** START Records to process **

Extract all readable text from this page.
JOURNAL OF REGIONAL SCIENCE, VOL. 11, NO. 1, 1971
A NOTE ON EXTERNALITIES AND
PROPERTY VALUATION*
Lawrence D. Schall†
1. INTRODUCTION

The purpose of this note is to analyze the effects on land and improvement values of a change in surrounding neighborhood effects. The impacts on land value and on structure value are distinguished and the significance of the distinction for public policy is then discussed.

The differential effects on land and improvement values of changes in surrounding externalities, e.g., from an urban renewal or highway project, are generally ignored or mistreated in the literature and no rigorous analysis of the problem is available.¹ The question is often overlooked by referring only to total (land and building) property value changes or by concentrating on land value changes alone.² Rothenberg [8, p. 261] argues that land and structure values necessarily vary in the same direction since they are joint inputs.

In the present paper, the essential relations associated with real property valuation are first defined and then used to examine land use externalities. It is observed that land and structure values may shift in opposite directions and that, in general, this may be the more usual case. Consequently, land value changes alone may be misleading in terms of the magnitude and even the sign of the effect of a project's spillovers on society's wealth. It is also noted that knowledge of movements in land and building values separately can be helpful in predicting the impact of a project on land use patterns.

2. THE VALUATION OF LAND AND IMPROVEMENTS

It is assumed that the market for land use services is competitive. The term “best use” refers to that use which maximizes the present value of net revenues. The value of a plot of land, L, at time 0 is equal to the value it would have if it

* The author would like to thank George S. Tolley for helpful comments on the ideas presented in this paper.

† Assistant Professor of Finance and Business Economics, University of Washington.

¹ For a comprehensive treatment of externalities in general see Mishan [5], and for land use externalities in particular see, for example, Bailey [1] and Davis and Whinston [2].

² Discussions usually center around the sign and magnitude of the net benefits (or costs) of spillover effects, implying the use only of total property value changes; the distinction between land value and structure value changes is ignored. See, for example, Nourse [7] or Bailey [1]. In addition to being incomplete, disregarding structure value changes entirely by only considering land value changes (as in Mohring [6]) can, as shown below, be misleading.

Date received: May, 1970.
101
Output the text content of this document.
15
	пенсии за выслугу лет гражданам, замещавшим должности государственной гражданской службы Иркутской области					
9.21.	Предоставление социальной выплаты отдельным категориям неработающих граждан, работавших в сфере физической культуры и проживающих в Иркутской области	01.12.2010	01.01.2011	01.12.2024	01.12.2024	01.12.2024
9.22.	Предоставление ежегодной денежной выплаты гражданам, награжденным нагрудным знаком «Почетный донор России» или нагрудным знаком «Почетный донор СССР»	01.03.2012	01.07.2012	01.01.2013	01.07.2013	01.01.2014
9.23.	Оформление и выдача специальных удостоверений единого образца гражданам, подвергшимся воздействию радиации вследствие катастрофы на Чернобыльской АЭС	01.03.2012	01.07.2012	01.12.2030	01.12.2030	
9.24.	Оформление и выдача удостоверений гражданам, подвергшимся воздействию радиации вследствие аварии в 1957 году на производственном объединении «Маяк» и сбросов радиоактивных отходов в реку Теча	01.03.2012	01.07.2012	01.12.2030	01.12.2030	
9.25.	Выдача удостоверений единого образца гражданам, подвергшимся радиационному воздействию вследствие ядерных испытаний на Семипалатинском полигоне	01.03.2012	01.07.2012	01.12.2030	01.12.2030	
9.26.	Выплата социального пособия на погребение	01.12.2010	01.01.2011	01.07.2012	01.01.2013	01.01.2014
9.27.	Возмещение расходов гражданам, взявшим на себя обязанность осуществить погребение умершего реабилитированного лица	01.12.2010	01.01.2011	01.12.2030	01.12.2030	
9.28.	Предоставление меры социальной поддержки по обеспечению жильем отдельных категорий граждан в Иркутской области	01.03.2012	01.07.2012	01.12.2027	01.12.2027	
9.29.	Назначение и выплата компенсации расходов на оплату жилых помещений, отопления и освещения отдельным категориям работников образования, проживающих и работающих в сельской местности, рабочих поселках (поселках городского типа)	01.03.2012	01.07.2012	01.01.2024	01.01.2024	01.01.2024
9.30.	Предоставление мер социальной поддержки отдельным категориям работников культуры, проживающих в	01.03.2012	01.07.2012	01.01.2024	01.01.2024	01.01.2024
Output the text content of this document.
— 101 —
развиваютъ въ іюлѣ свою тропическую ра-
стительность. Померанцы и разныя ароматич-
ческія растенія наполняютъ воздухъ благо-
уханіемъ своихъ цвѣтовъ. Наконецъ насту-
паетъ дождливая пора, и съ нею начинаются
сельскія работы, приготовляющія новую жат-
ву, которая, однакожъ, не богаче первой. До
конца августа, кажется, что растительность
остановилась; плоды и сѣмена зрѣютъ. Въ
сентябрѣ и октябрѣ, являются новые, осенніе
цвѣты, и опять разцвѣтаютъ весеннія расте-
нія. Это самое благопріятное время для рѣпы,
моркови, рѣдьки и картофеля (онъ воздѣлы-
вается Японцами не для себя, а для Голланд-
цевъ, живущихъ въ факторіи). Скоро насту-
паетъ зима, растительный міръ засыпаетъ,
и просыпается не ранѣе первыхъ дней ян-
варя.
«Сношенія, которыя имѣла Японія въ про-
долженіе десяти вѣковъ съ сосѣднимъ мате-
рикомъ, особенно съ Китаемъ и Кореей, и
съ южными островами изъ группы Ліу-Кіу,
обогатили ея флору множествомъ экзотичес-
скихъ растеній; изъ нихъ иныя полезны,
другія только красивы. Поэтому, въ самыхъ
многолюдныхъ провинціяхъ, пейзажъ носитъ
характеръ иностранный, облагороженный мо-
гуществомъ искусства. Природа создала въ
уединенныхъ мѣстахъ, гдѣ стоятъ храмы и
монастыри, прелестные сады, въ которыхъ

** END Records to process **

**Brief**
Look through the data and show every line containing "выплаты".

**Task solution**
9.21.	Предоставление социальной выплаты отдельным категориям неработающих граждан, работавших в сфере физической культуры и проживающих в Иркутской области	01.12.2010	01.01.2011	01.12.2024	01.12.2024	01.12.2024
9.22.	Предоставление ежегодной денежной выплаты гражданам, награжденным нагрудным знаком «Почетный донор России» или нагрудным знаком «Почетный донор СССР»	01.03.2012	01.07.2012	01.01.2013	01.07.2013	01.01.2014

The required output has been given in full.